*OBJECTIVE*. Reply only with how many lines contain the word "American".

··· SUPPLIED DATA ···

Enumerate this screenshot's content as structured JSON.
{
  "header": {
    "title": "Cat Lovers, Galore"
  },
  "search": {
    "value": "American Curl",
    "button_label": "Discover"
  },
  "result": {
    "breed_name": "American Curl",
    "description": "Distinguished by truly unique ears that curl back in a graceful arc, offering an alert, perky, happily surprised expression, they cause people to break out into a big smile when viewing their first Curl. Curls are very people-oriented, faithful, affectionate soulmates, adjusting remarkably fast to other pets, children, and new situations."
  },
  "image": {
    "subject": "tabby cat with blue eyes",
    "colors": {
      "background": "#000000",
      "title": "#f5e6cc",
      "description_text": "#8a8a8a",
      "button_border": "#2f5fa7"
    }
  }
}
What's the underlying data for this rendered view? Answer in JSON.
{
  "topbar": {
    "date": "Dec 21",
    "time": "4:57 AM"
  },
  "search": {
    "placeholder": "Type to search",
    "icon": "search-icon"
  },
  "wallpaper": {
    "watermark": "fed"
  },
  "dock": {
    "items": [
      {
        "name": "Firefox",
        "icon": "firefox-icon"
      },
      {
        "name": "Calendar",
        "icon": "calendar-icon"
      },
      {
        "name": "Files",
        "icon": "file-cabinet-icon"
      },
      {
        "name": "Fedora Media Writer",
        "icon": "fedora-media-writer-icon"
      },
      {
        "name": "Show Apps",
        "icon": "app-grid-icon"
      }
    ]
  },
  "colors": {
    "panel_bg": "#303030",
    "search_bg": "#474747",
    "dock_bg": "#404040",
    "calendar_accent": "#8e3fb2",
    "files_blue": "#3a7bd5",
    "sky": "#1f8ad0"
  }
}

···

*CORRECT RESULT*. 2